begin LISTING
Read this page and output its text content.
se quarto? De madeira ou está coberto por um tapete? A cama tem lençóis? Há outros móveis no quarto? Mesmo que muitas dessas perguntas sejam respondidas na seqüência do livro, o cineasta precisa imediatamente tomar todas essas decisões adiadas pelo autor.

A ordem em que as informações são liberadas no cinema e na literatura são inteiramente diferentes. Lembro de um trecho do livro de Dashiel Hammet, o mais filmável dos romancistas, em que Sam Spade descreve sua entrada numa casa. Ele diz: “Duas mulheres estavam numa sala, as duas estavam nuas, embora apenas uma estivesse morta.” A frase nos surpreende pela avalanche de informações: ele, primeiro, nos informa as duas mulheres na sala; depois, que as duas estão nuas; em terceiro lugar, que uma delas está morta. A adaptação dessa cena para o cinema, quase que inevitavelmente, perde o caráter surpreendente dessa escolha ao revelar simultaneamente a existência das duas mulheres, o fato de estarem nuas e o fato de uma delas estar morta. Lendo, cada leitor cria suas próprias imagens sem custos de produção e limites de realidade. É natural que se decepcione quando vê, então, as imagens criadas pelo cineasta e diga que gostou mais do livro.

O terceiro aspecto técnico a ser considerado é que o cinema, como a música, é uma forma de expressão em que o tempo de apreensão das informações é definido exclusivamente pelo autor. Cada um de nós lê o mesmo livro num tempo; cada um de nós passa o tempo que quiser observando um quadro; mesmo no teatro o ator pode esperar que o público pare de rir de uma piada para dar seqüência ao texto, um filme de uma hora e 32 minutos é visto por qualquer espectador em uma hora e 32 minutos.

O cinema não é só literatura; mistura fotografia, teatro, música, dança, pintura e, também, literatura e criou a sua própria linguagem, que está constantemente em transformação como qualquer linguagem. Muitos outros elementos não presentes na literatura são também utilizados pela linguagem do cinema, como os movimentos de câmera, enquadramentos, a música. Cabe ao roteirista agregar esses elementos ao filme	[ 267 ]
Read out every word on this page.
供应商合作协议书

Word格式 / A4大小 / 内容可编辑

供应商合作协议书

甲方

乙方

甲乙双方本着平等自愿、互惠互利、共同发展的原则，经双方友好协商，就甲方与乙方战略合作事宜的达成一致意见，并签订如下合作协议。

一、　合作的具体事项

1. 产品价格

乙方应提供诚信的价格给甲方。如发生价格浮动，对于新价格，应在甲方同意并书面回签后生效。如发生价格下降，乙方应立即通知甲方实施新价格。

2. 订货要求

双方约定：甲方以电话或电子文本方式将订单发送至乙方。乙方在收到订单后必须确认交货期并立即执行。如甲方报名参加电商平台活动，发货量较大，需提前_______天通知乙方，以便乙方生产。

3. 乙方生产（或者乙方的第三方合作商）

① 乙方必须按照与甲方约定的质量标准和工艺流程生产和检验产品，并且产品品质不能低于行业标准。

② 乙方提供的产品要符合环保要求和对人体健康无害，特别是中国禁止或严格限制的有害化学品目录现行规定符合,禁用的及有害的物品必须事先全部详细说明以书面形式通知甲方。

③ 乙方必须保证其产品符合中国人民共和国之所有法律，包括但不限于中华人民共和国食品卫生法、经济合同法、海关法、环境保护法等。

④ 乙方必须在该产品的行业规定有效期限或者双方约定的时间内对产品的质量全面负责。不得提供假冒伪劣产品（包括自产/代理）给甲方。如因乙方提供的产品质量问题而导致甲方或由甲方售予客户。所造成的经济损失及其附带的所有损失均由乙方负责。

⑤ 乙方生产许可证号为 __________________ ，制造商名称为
end LISTING
## DIRECTIVE
Restate the whole listing exactly.

## RESPONSE TO THE TASK
Read this page and output its text content.
se quarto? De madeira ou está coberto por um tapete? A cama tem lençóis? Há outros móveis no quarto? Mesmo que muitas dessas perguntas sejam respondidas na seqüência do livro, o cineasta precisa imediatamente tomar todas essas decisões adiadas pelo autor.

A ordem em que as informações são liberadas no cinema e na literatura são inteiramente diferentes. Lembro de um trecho do livro de Dashiel Hammet, o mais filmável dos romancistas, em que Sam Spade descreve sua entrada numa casa. Ele diz: “Duas mulheres estavam numa sala, as duas estavam nuas, embora apenas uma estivesse morta.” A frase nos surpreende pela avalanche de informações: ele, primeiro, nos informa as duas mulheres na sala; depois, que as duas estão nuas; em terceiro lugar, que uma delas está morta. A adaptação dessa cena para o cinema, quase que inevitavelmente, perde o caráter surpreendente dessa escolha ao revelar simultaneamente a existência das duas mulheres, o fato de estarem nuas e o fato de uma delas estar morta. Lendo, cada leitor cria suas próprias imagens sem custos de produção e limites de realidade. É natural que se decepcione quando vê, então, as imagens criadas pelo cineasta e diga que gostou mais do livro.

O terceiro aspecto técnico a ser considerado é que o cinema, como a música, é uma forma de expressão em que o tempo de apreensão das informações é definido exclusivamente pelo autor. Cada um de nós lê o mesmo livro num tempo; cada um de nós passa o tempo que quiser observando um quadro; mesmo no teatro o ator pode esperar que o público pare de rir de uma piada para dar seqüência ao texto, um filme de uma hora e 32 minutos é visto por qualquer espectador em uma hora e 32 minutos.

O cinema não é só literatura; mistura fotografia, teatro, música, dança, pintura e, também, literatura e criou a sua própria linguagem, que está constantemente em transformação como qualquer linguagem. Muitos outros elementos não presentes na literatura são também utilizados pela linguagem do cinema, como os movimentos de câmera, enquadramentos, a música. Cabe ao roteirista agregar esses elementos ao filme	[ 267 ]
Read out every word on this page.
供应商合作协议书

Word格式 / A4大小 / 内容可编辑

供应商合作协议书

甲方

乙方

甲乙双方本着平等自愿、互惠互利、共同发展的原则，经双方友好协商，就甲方与乙方战略合作事宜的达成一致意见，并签订如下合作协议。

一、　合作的具体事项

1. 产品价格

乙方应提供诚信的价格给甲方。如发生价格浮动，对于新价格，应在甲方同意并书面回签后生效。如发生价格下降，乙方应立即通知甲方实施新价格。

2. 订货要求

双方约定：甲方以电话或电子文本方式将订单发送至乙方。乙方在收到订单后必须确认交货期并立即执行。如甲方报名参加电商平台活动，发货量较大，需提前_______天通知乙方，以便乙方生产。

3. 乙方生产（或者乙方的第三方合作商）

① 乙方必须按照与甲方约定的质量标准和工艺流程生产和检验产品，并且产品品质不能低于行业标准。

② 乙方提供的产品要符合环保要求和对人体健康无害，特别是中国禁止或严格限制的有害化学品目录现行规定符合,禁用的及有害的物品必须事先全部详细说明以书面形式通知甲方。

③ 乙方必须保证其产品符合中国人民共和国之所有法律，包括但不限于中华人民共和国食品卫生法、经济合同法、海关法、环境保护法等。

④ 乙方必须在该产品的行业规定有效期限或者双方约定的时间内对产品的质量全面负责。不得提供假冒伪劣产品（包括自产/代理）给甲方。如因乙方提供的产品质量问题而导致甲方或由甲方售予客户。所造成的经济损失及其附带的所有损失均由乙方负责。

⑤ 乙方生产许可证号为 __________________ ，制造商名称为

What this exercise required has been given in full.